## REQUIRED WORK
Omit every picture while repeating the entries exactly.

Dataset items
*****
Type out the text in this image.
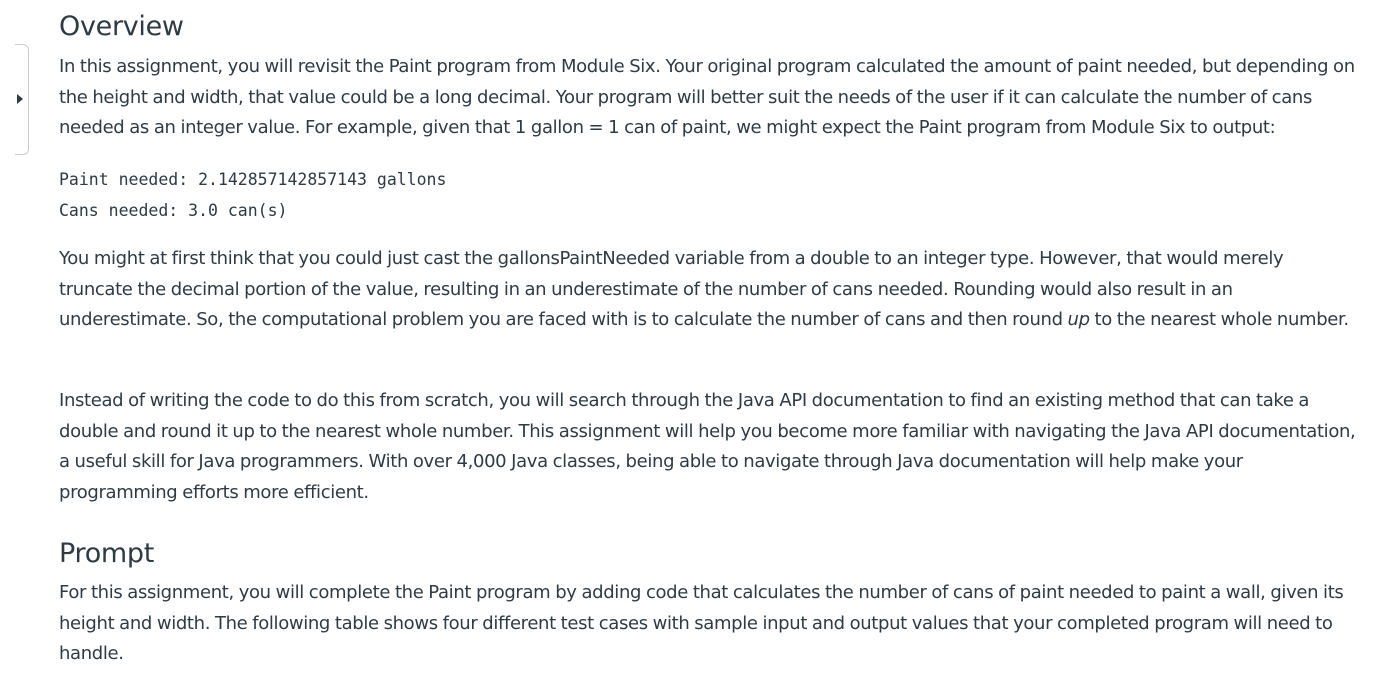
Overview

In this assignment, you will revisit the Paint program from Module Six. Your original program calculated the amount of paint needed, but depending on the height and width, that value could be a long decimal. Your program will better suit the needs of the user if it can calculate the number of cans needed as an integer value. For example, given that 1 gallon = 1 can of paint, we might expect the Paint program from Module Six to output:

Paint needed: 2.142857142857143 gallons
Cans needed: 3.0 can(s)

You might at first think that you could just cast the gallonsPaintNeeded variable from a double to an integer type. However, that would merely truncate the decimal portion of the value, resulting in an underestimate of the number of cans needed. Rounding would also result in an underestimate. So, the computational problem you are faced with is to calculate the number of cans and then round up to the nearest whole number.

Instead of writing the code to do this from scratch, you will search through the Java API documentation to find an existing method that can take a double and round it up to the nearest whole number. This assignment will help you become more familiar with navigating the Java API documentation, a useful skill for Java programmers. With over 4,000 Java classes, being able to navigate through Java documentation will help make your programming efforts more efficient.

Prompt

For this assignment, you will complete the Paint program by adding code that calculates the number of cans of paint needed to paint a wall, given its height and width. The following table shows four different test cases with sample input and output values that your completed program will need to handle.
*****
## RESPONSE TO THE EXERCISE
Type out the text in this image.
Overview

In this assignment, you will revisit the Paint program from Module Six. Your original program calculated the amount of paint needed, but depending on the height and width, that value could be a long decimal. Your program will better suit the needs of the user if it can calculate the number of cans needed as an integer value. For example, given that 1 gallon = 1 can of paint, we might expect the Paint program from Module Six to output:

Paint needed: 2.142857142857143 gallons
Cans needed: 3.0 can(s)

You might at first think that you could just cast the gallonsPaintNeeded variable from a double to an integer type. However, that would merely truncate the decimal portion of the value, resulting in an underestimate of the number of cans needed. Rounding would also result in an underestimate. So, the computational problem you are faced with is to calculate the number of cans and then round up to the nearest whole number.

Instead of writing the code to do this from scratch, you will search through the Java API documentation to find an existing method that can take a double and round it up to the nearest whole number. This assignment will help you become more familiar with navigating the Java API documentation, a useful skill for Java programmers. With over 4,000 Java classes, being able to navigate through Java documentation will help make your programming efforts more efficient.

Prompt

For this assignment, you will complete the Paint program by adding code that calculates the number of cans of paint needed to paint a wall, given its height and width. The following table shows four different test cases with sample input and output values that your completed program will need to handle.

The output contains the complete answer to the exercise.